** start EXTRACTED ENTRIES **

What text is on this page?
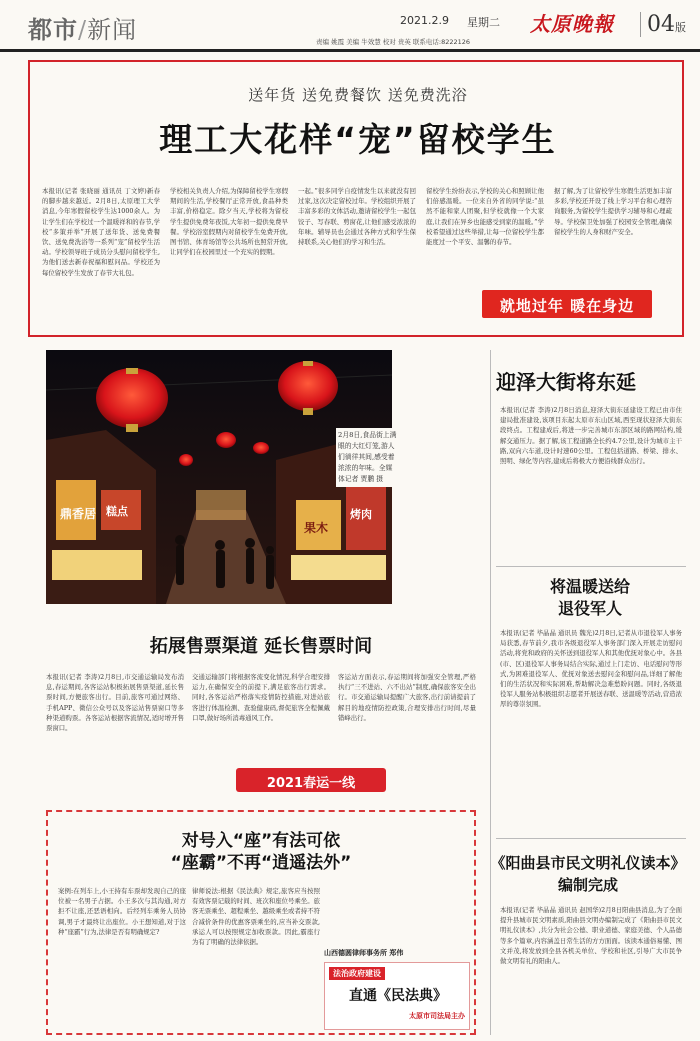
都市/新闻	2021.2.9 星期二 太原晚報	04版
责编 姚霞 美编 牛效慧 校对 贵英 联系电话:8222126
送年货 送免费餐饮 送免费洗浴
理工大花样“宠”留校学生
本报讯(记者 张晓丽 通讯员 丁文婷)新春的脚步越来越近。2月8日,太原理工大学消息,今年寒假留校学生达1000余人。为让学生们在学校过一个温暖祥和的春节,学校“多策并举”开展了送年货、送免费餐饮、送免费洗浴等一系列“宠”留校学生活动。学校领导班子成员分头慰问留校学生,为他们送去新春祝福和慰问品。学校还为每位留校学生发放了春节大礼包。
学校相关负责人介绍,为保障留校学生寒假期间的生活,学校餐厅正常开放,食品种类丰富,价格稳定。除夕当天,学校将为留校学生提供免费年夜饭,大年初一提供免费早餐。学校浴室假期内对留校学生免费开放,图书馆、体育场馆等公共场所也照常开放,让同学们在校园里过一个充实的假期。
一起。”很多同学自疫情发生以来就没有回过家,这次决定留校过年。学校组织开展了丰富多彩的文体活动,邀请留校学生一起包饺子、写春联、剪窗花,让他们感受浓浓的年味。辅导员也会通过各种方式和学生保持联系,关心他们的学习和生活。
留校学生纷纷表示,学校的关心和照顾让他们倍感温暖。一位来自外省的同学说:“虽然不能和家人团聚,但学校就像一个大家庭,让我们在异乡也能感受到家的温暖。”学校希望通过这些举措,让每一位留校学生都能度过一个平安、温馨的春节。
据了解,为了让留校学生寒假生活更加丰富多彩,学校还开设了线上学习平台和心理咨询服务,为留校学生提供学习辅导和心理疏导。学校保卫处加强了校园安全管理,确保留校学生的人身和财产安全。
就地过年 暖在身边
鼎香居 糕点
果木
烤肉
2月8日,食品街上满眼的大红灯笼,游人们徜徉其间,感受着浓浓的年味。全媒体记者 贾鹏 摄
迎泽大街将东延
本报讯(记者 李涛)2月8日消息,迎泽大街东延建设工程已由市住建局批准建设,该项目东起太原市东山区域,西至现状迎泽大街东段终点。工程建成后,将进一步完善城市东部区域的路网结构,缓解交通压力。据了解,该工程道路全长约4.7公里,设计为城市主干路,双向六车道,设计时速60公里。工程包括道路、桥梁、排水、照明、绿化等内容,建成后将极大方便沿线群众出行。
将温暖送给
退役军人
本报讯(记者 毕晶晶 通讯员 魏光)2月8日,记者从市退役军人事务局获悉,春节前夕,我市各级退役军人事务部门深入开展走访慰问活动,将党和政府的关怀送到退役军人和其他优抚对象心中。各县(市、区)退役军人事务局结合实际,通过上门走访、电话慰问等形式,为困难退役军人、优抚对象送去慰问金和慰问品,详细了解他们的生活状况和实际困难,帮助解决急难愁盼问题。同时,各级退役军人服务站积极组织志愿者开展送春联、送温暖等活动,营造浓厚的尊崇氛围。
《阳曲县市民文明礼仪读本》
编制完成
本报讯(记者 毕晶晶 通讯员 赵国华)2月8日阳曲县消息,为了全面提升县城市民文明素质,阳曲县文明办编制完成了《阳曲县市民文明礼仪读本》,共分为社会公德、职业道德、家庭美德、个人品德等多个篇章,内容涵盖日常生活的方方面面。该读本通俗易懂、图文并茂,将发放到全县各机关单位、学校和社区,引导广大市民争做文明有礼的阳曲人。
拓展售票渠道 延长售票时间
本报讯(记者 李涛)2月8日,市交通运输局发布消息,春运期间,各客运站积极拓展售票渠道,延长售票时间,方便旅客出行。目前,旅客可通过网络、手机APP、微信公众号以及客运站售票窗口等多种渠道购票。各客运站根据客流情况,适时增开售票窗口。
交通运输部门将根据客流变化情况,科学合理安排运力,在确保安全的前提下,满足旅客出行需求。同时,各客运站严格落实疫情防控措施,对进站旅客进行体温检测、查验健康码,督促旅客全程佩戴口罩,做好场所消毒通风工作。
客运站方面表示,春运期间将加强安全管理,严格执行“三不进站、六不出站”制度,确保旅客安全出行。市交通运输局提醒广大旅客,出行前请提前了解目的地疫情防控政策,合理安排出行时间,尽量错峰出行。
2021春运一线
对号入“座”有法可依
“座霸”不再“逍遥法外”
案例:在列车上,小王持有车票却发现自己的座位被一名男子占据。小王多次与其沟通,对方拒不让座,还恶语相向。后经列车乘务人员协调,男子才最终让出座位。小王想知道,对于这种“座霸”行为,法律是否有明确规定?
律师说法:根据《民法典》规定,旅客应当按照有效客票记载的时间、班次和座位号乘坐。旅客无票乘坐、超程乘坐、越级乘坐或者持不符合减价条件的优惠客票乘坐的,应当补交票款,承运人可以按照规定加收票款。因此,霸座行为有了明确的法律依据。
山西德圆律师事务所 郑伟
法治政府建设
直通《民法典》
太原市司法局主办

** end EXTRACTED ENTRIES **
** start EXTRACTED ENTRIES **

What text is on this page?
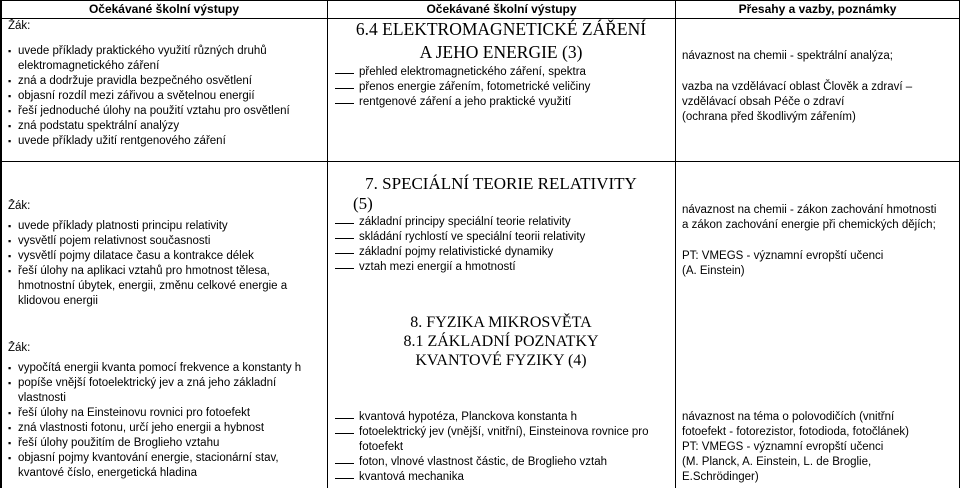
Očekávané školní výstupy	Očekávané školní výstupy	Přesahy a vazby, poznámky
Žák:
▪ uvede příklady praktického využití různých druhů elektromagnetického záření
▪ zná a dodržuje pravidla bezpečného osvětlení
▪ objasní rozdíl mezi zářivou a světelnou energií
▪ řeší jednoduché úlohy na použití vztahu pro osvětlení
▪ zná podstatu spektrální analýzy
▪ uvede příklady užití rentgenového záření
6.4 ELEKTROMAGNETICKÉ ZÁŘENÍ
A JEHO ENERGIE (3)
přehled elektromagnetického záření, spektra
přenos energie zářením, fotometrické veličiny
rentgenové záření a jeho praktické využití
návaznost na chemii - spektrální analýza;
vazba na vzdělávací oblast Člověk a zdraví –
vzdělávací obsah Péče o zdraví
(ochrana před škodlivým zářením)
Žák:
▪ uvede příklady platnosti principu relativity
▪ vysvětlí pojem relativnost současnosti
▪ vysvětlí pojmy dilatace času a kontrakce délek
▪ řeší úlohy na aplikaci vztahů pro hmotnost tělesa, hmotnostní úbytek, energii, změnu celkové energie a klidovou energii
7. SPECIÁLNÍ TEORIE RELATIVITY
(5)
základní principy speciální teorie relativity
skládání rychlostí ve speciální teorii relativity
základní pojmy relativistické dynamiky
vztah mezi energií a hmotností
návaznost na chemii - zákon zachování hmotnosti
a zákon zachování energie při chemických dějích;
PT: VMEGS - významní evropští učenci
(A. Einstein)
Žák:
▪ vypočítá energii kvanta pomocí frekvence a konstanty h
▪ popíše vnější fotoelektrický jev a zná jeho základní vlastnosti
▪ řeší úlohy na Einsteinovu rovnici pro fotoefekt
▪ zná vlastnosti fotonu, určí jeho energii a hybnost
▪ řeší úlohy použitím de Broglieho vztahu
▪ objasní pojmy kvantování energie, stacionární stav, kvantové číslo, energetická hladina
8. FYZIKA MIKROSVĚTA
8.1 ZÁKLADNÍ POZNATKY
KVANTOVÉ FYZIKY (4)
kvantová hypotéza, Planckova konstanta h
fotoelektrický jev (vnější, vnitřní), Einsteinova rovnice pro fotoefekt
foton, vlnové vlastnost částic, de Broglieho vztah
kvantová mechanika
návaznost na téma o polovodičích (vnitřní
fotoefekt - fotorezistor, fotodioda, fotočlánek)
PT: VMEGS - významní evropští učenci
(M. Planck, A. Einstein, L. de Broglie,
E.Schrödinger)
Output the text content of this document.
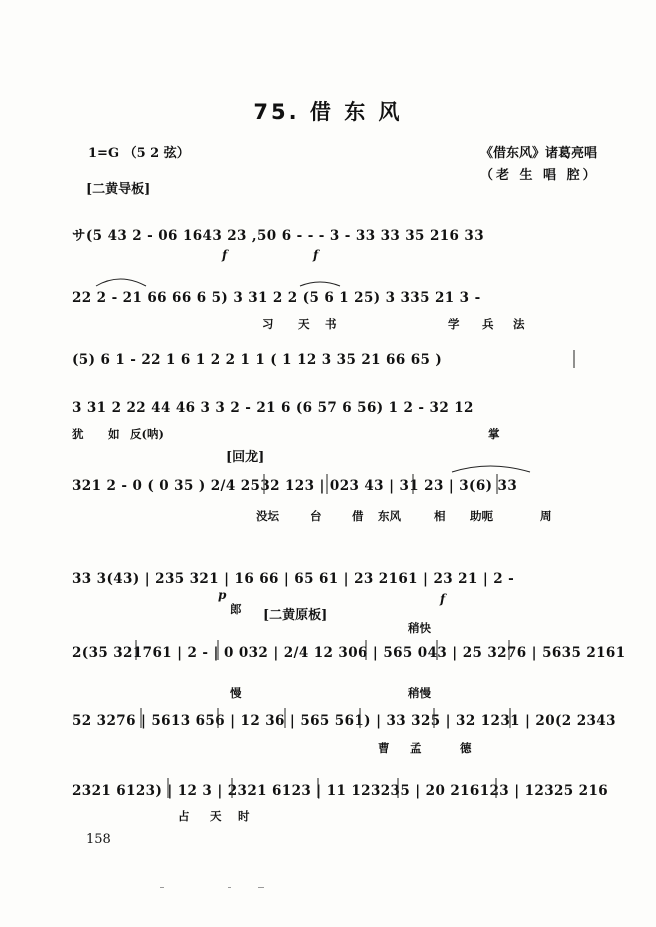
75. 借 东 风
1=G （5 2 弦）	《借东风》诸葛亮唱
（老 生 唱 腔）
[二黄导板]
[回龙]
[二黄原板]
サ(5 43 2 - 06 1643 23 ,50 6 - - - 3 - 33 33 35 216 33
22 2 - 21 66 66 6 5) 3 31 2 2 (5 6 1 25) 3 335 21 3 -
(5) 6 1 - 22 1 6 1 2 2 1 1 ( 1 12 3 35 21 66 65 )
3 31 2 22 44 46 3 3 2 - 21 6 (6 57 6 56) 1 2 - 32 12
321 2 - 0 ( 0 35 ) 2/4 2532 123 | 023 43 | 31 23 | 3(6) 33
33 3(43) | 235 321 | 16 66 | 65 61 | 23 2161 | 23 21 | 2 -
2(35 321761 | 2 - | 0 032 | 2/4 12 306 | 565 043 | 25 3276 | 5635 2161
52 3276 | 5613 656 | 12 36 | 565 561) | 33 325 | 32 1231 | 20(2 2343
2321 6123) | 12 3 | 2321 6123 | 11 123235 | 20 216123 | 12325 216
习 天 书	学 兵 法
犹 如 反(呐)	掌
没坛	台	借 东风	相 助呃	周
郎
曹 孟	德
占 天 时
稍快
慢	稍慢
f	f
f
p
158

** end EXTRACTED ENTRIES **
** start EXTRACTED ENTRIES **

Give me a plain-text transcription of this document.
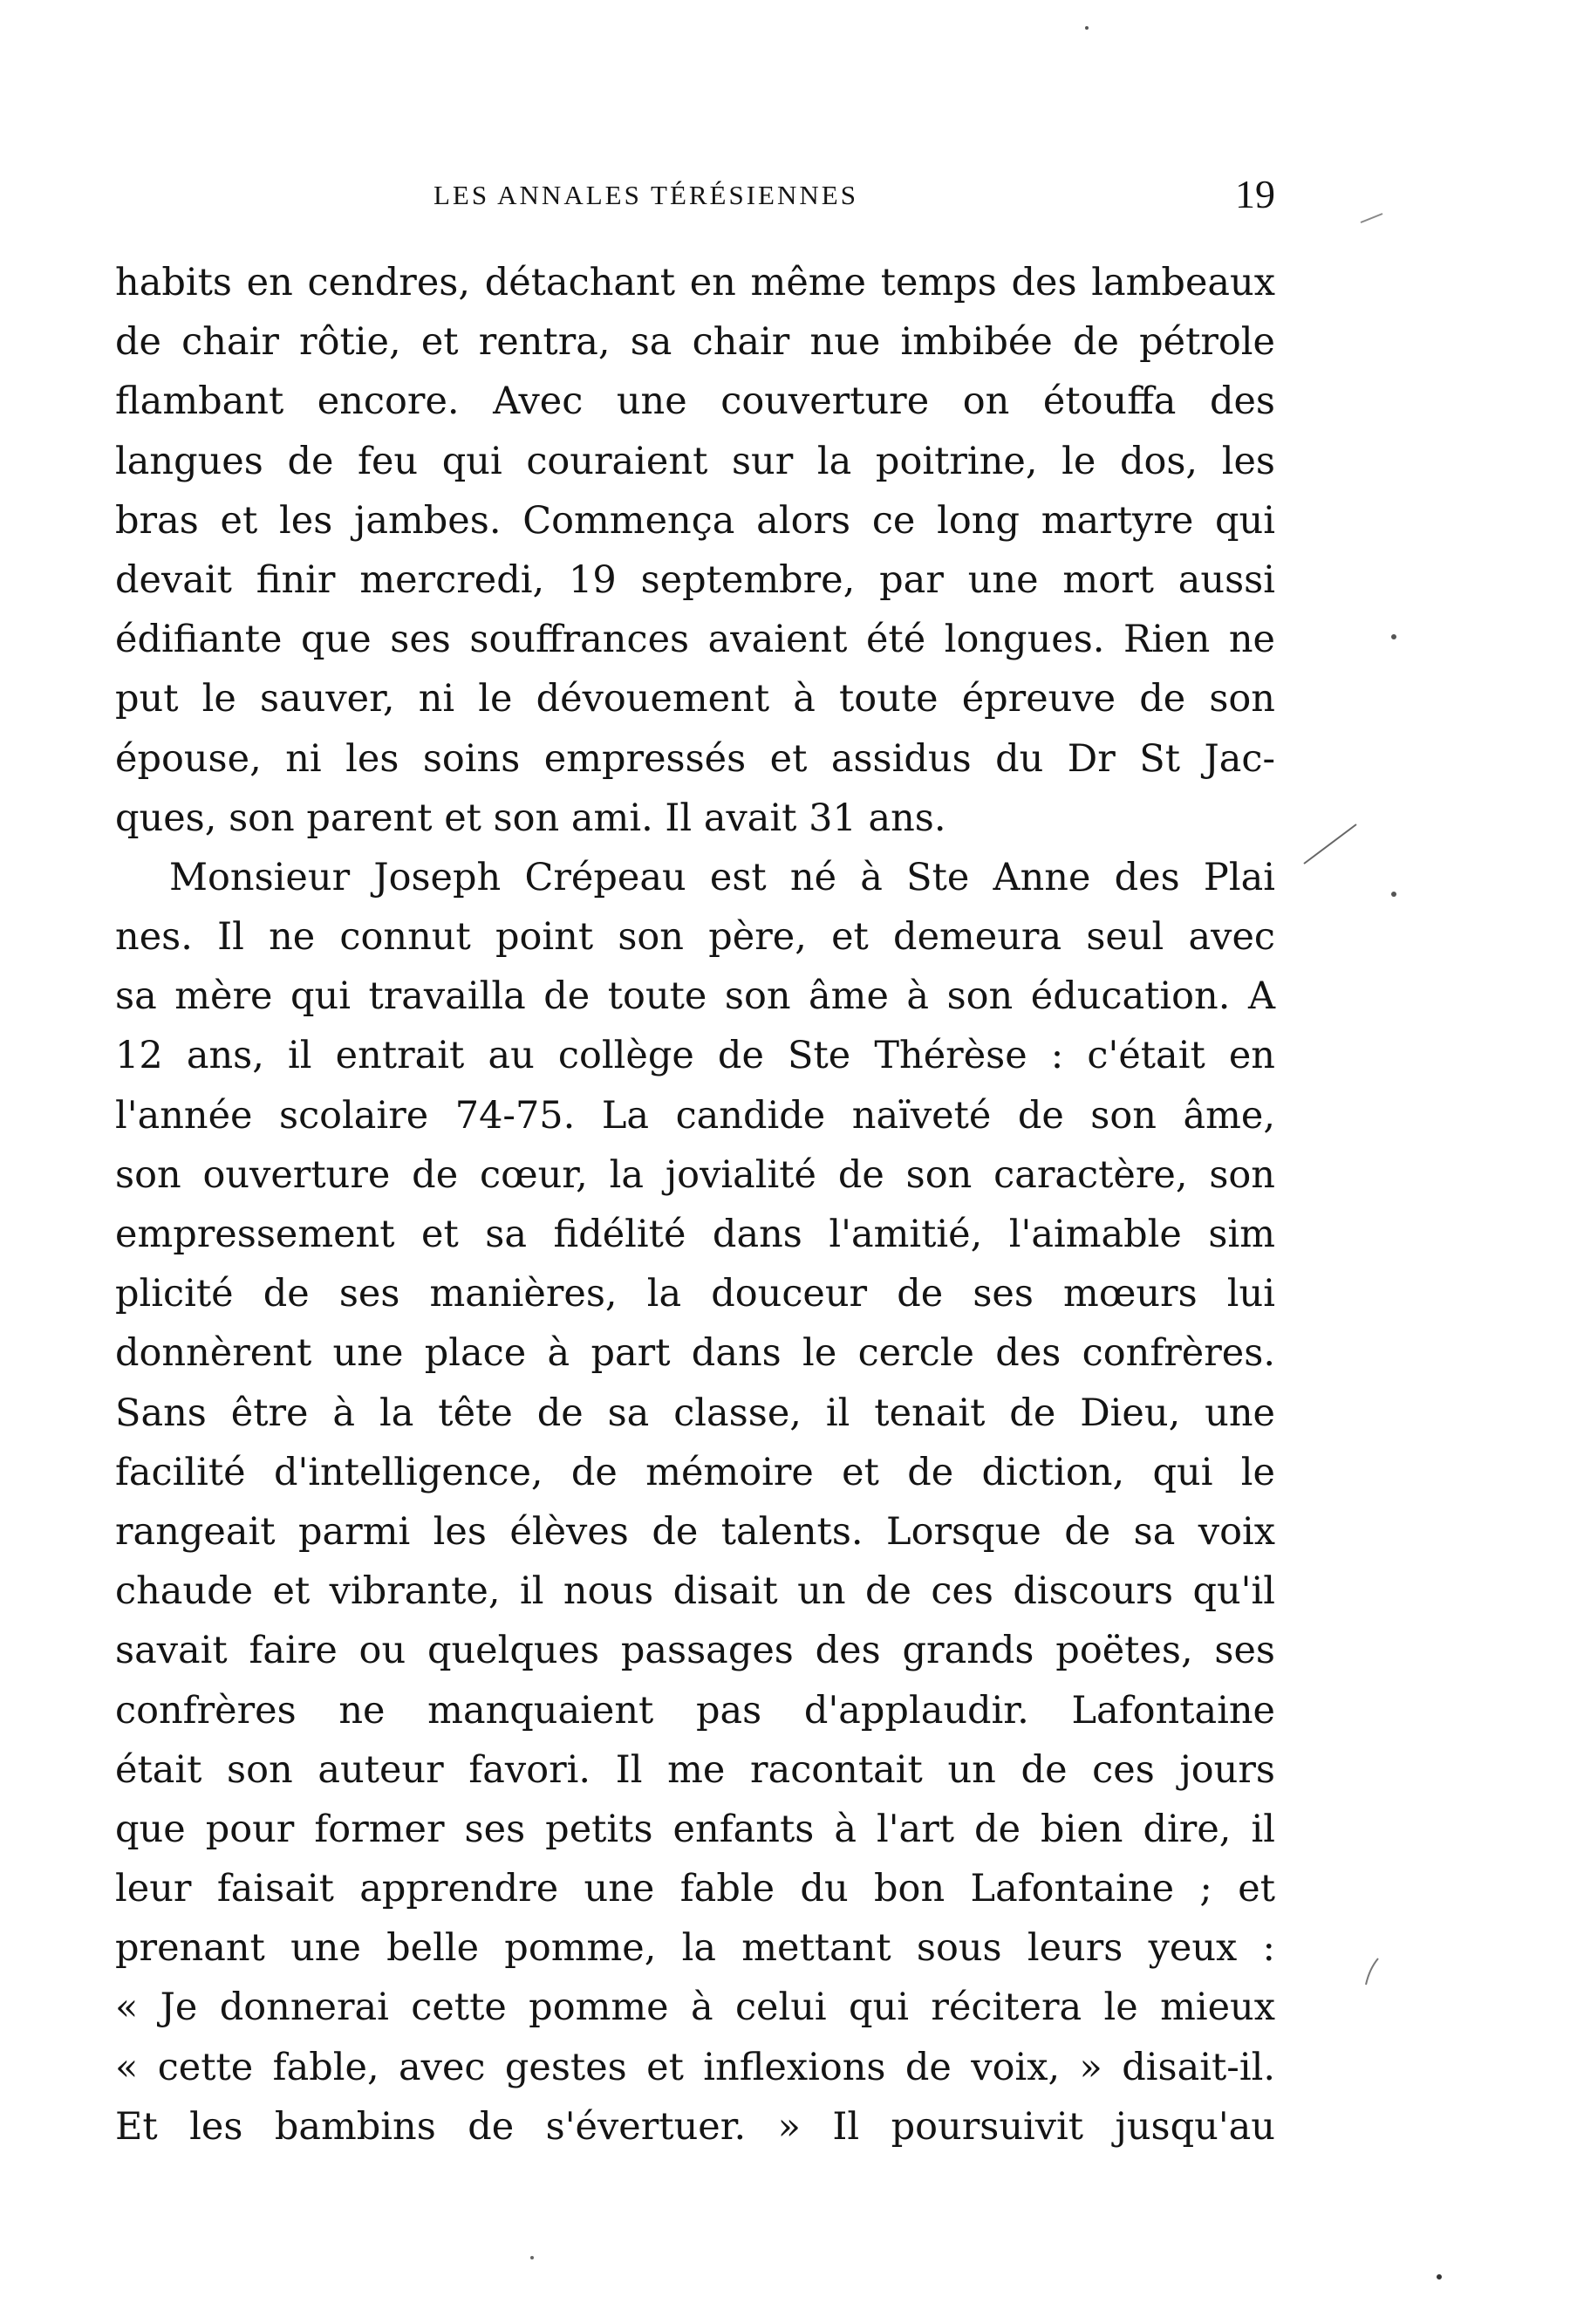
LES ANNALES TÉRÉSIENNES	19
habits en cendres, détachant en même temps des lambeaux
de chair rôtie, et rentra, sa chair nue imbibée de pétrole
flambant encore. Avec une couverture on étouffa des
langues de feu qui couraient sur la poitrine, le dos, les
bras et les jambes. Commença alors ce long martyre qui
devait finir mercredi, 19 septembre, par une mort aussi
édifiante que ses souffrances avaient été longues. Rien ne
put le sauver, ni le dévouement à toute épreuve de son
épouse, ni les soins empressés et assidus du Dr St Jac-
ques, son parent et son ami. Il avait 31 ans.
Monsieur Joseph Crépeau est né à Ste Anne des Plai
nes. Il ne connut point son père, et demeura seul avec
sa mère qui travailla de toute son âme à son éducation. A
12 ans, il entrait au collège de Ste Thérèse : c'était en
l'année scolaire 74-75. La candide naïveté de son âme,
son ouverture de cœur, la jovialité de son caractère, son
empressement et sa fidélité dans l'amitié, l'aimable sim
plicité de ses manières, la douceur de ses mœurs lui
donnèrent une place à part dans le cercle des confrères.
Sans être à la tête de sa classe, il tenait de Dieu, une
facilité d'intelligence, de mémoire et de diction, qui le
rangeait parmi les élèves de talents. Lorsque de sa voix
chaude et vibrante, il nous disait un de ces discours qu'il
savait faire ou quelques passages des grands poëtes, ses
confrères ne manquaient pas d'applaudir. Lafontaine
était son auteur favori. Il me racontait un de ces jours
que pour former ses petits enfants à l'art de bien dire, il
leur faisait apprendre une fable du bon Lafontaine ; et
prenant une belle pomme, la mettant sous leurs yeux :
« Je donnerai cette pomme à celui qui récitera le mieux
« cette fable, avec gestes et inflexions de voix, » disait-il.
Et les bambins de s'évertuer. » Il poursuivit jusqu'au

** end EXTRACTED ENTRIES **

AIM:
Extract from the data every line where "návaznost" shows up.

TASK ANSWER:
návaznost na chemii - spektrální analýza;
návaznost na chemii - zákon zachování hmotnosti
návaznost na téma o polovodičích (vnitřní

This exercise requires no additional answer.